* _EXERCISE DESCRIPTION_
Repeat all of the records verbatim.

+===+

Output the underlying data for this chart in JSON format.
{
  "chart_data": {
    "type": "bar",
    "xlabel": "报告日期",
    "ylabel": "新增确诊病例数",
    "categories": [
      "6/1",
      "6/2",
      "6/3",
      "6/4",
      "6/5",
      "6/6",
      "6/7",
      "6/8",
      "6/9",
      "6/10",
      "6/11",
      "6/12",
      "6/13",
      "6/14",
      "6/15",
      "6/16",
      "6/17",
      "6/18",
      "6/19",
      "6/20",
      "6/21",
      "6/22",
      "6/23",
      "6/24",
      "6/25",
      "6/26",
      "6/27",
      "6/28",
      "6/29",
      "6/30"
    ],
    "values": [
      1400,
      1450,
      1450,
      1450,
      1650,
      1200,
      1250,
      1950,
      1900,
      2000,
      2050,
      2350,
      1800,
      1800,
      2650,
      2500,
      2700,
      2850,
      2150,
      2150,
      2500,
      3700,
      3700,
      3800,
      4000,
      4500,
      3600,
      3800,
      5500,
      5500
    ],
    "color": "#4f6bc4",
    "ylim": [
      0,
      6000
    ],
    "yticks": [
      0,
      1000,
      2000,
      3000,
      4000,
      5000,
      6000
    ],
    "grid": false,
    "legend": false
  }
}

+===+

* _COMPLETE OUTPUT_
Output the underlying data for this chart in JSON format.
{
  "chart_data": {
    "type": "bar",
    "xlabel": "报告日期",
    "ylabel": "新增确诊病例数",
    "categories": [
      "6/1",
      "6/2",
      "6/3",
      "6/4",
      "6/5",
      "6/6",
      "6/7",
      "6/8",
      "6/9",
      "6/10",
      "6/11",
      "6/12",
      "6/13",
      "6/14",
      "6/15",
      "6/16",
      "6/17",
      "6/18",
      "6/19",
      "6/20",
      "6/21",
      "6/22",
      "6/23",
      "6/24",
      "6/25",
      "6/26",
      "6/27",
      "6/28",
      "6/29",
      "6/30"
    ],
    "values": [
      1400,
      1450,
      1450,
      1450,
      1650,
      1200,
      1250,
      1950,
      1900,
      2000,
      2050,
      2350,
      1800,
      1800,
      2650,
      2500,
      2700,
      2850,
      2150,
      2150,
      2500,
      3700,
      3700,
      3800,
      4000,
      4500,
      3600,
      3800,
      5500,
      5500
    ],
    "color": "#4f6bc4",
    "ylim": [
      0,
      6000
    ],
    "yticks": [
      0,
      1000,
      2000,
      3000,
      4000,
      5000,
      6000
    ],
    "grid": false,
    "legend": false
  }
}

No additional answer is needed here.